---------- Data rows ----------

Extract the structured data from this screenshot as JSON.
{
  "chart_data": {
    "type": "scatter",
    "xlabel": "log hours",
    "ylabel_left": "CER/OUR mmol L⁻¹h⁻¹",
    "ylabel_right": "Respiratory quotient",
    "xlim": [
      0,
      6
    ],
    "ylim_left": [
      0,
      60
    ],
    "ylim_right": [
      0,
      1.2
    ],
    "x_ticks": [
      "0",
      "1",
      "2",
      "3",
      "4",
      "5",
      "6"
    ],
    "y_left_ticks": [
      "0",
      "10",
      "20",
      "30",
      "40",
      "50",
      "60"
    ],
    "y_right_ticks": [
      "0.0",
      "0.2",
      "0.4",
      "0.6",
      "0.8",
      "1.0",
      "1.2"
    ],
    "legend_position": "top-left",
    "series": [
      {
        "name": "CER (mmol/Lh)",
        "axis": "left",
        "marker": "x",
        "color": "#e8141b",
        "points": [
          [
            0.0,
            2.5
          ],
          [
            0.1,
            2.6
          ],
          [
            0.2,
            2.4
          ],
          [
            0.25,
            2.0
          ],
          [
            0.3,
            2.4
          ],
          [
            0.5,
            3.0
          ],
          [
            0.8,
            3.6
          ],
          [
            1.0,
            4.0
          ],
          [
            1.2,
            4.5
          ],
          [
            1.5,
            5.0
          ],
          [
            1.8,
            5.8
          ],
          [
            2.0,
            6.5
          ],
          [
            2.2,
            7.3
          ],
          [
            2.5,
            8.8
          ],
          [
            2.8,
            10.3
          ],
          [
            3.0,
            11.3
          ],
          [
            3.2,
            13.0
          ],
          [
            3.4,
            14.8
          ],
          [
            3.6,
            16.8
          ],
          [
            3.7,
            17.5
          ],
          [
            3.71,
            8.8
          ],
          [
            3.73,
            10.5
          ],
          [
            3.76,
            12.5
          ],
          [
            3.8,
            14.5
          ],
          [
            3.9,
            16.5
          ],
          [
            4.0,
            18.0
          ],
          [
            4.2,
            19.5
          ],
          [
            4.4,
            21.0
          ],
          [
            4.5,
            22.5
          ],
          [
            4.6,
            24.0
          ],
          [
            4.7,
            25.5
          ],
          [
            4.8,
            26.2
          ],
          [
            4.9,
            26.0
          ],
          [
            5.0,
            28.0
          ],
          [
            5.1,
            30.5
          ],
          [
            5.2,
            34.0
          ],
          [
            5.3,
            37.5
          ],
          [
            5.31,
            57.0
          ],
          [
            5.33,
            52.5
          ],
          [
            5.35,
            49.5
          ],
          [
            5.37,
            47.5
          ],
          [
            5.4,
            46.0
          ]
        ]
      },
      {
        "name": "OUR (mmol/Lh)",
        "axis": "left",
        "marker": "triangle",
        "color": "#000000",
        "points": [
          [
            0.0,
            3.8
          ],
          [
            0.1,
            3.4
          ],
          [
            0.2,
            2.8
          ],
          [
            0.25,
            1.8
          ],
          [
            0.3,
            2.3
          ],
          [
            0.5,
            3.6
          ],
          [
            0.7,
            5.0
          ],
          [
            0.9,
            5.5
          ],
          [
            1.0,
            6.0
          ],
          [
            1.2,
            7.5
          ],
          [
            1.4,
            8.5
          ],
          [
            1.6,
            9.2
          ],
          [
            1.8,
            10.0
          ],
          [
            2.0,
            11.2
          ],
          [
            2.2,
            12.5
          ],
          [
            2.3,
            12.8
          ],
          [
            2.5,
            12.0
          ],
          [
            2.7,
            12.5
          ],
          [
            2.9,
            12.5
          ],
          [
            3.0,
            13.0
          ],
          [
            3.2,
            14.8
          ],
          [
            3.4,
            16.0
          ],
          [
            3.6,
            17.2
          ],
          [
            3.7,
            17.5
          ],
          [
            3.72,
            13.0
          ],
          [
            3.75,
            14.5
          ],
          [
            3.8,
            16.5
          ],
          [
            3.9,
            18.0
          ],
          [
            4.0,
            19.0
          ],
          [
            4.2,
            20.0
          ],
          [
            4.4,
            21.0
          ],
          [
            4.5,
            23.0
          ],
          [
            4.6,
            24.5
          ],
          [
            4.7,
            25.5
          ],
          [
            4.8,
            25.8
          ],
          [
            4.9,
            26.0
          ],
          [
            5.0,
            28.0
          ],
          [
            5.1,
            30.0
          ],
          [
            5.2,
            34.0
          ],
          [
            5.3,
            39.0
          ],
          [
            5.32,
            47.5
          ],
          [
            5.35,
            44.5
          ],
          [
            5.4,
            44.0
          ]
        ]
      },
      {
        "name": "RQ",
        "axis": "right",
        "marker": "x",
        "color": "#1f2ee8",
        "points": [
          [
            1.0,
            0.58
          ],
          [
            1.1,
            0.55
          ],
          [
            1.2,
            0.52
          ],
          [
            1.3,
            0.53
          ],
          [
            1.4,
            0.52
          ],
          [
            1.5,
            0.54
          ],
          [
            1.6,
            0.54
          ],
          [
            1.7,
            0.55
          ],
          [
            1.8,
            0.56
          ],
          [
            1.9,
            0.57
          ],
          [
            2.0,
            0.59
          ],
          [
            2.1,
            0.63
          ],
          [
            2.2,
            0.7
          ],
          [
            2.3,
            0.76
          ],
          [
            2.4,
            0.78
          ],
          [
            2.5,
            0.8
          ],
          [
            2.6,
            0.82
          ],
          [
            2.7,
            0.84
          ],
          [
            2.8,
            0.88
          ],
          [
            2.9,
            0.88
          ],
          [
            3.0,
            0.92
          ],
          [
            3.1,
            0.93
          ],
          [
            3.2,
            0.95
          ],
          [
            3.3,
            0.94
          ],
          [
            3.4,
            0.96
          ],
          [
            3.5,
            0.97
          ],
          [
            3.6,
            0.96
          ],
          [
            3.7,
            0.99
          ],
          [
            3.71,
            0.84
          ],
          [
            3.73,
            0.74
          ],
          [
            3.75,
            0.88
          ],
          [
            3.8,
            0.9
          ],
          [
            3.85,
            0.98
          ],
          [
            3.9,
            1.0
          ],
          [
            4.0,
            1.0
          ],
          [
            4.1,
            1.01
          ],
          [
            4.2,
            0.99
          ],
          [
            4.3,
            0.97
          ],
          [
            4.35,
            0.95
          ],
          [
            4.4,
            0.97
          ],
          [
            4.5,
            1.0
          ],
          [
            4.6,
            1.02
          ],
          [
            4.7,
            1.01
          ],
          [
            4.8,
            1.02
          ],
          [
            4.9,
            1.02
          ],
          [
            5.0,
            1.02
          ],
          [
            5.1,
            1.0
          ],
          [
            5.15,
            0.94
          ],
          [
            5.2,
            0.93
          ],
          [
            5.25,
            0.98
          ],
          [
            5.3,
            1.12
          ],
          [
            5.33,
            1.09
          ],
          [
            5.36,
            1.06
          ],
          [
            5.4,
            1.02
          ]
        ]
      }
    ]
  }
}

----------

## Aim of the task:
Above are some records; repeat all of them exactly.

## Response below:
Extract the structured data from this screenshot as JSON.
{
  "chart_data": {
    "type": "scatter",
    "xlabel": "log hours",
    "ylabel_left": "CER/OUR mmol L⁻¹h⁻¹",
    "ylabel_right": "Respiratory quotient",
    "xlim": [
      0,
      6
    ],
    "ylim_left": [
      0,
      60
    ],
    "ylim_right": [
      0,
      1.2
    ],
    "x_ticks": [
      "0",
      "1",
      "2",
      "3",
      "4",
      "5",
      "6"
    ],
    "y_left_ticks": [
      "0",
      "10",
      "20",
      "30",
      "40",
      "50",
      "60"
    ],
    "y_right_ticks": [
      "0.0",
      "0.2",
      "0.4",
      "0.6",
      "0.8",
      "1.0",
      "1.2"
    ],
    "legend_position": "top-left",
    "series": [
      {
        "name": "CER (mmol/Lh)",
        "axis": "left",
        "marker": "x",
        "color": "#e8141b",
        "points": [
          [
            0.0,
            2.5
          ],
          [
            0.1,
            2.6
          ],
          [
            0.2,
            2.4
          ],
          [
            0.25,
            2.0
          ],
          [
            0.3,
            2.4
          ],
          [
            0.5,
            3.0
          ],
          [
            0.8,
            3.6
          ],
          [
            1.0,
            4.0
          ],
          [
            1.2,
            4.5
          ],
          [
            1.5,
            5.0
          ],
          [
            1.8,
            5.8
          ],
          [
            2.0,
            6.5
          ],
          [
            2.2,
            7.3
          ],
          [
            2.5,
            8.8
          ],
          [
            2.8,
            10.3
          ],
          [
            3.0,
            11.3
          ],
          [
            3.2,
            13.0
          ],
          [
            3.4,
            14.8
          ],
          [
            3.6,
            16.8
          ],
          [
            3.7,
            17.5
          ],
          [
            3.71,
            8.8
          ],
          [
            3.73,
            10.5
          ],
          [
            3.76,
            12.5
          ],
          [
            3.8,
            14.5
          ],
          [
            3.9,
            16.5
          ],
          [
            4.0,
            18.0
          ],
          [
            4.2,
            19.5
          ],
          [
            4.4,
            21.0
          ],
          [
            4.5,
            22.5
          ],
          [
            4.6,
            24.0
          ],
          [
            4.7,
            25.5
          ],
          [
            4.8,
            26.2
          ],
          [
            4.9,
            26.0
          ],
          [
            5.0,
            28.0
          ],
          [
            5.1,
            30.5
          ],
          [
            5.2,
            34.0
          ],
          [
            5.3,
            37.5
          ],
          [
            5.31,
            57.0
          ],
          [
            5.33,
            52.5
          ],
          [
            5.35,
            49.5
          ],
          [
            5.37,
            47.5
          ],
          [
            5.4,
            46.0
          ]
        ]
      },
      {
        "name": "OUR (mmol/Lh)",
        "axis": "left",
        "marker": "triangle",
        "color": "#000000",
        "points": [
          [
            0.0,
            3.8
          ],
          [
            0.1,
            3.4
          ],
          [
            0.2,
            2.8
          ],
          [
            0.25,
            1.8
          ],
          [
            0.3,
            2.3
          ],
          [
            0.5,
            3.6
          ],
          [
            0.7,
            5.0
          ],
          [
            0.9,
            5.5
          ],
          [
            1.0,
            6.0
          ],
          [
            1.2,
            7.5
          ],
          [
            1.4,
            8.5
          ],
          [
            1.6,
            9.2
          ],
          [
            1.8,
            10.0
          ],
          [
            2.0,
            11.2
          ],
          [
            2.2,
            12.5
          ],
          [
            2.3,
            12.8
          ],
          [
            2.5,
            12.0
          ],
          [
            2.7,
            12.5
          ],
          [
            2.9,
            12.5
          ],
          [
            3.0,
            13.0
          ],
          [
            3.2,
            14.8
          ],
          [
            3.4,
            16.0
          ],
          [
            3.6,
            17.2
          ],
          [
            3.7,
            17.5
          ],
          [
            3.72,
            13.0
          ],
          [
            3.75,
            14.5
          ],
          [
            3.8,
            16.5
          ],
          [
            3.9,
            18.0
          ],
          [
            4.0,
            19.0
          ],
          [
            4.2,
            20.0
          ],
          [
            4.4,
            21.0
          ],
          [
            4.5,
            23.0
          ],
          [
            4.6,
            24.5
          ],
          [
            4.7,
            25.5
          ],
          [
            4.8,
            25.8
          ],
          [
            4.9,
            26.0
          ],
          [
            5.0,
            28.0
          ],
          [
            5.1,
            30.0
          ],
          [
            5.2,
            34.0
          ],
          [
            5.3,
            39.0
          ],
          [
            5.32,
            47.5
          ],
          [
            5.35,
            44.5
          ],
          [
            5.4,
            44.0
          ]
        ]
      },
      {
        "name": "RQ",
        "axis": "right",
        "marker": "x",
        "color": "#1f2ee8",
        "points": [
          [
            1.0,
            0.58
          ],
          [
            1.1,
            0.55
          ],
          [
            1.2,
            0.52
          ],
          [
            1.3,
            0.53
          ],
          [
            1.4,
            0.52
          ],
          [
            1.5,
            0.54
          ],
          [
            1.6,
            0.54
          ],
          [
            1.7,
            0.55
          ],
          [
            1.8,
            0.56
          ],
          [
            1.9,
            0.57
          ],
          [
            2.0,
            0.59
          ],
          [
            2.1,
            0.63
          ],
          [
            2.2,
            0.7
          ],
          [
            2.3,
            0.76
          ],
          [
            2.4,
            0.78
          ],
          [
            2.5,
            0.8
          ],
          [
            2.6,
            0.82
          ],
          [
            2.7,
            0.84
          ],
          [
            2.8,
            0.88
          ],
          [
            2.9,
            0.88
          ],
          [
            3.0,
            0.92
          ],
          [
            3.1,
            0.93
          ],
          [
            3.2,
            0.95
          ],
          [
            3.3,
            0.94
          ],
          [
            3.4,
            0.96
          ],
          [
            3.5,
            0.97
          ],
          [
            3.6,
            0.96
          ],
          [
            3.7,
            0.99
          ],
          [
            3.71,
            0.84
          ],
          [
            3.73,
            0.74
          ],
          [
            3.75,
            0.88
          ],
          [
            3.8,
            0.9
          ],
          [
            3.85,
            0.98
          ],
          [
            3.9,
            1.0
          ],
          [
            4.0,
            1.0
          ],
          [
            4.1,
            1.01
          ],
          [
            4.2,
            0.99
          ],
          [
            4.3,
            0.97
          ],
          [
            4.35,
            0.95
          ],
          [
            4.4,
            0.97
          ],
          [
            4.5,
            1.0
          ],
          [
            4.6,
            1.02
          ],
          [
            4.7,
            1.01
          ],
          [
            4.8,
            1.02
          ],
          [
            4.9,
            1.02
          ],
          [
            5.0,
            1.02
          ],
          [
            5.1,
            1.0
          ],
          [
            5.15,
            0.94
          ],
          [
            5.2,
            0.93
          ],
          [
            5.25,
            0.98
          ],
          [
            5.3,
            1.12
          ],
          [
            5.33,
            1.09
          ],
          [
            5.36,
            1.06
          ],
          [
            5.4,
            1.02
          ]
        ]
      }
    ]
  }
}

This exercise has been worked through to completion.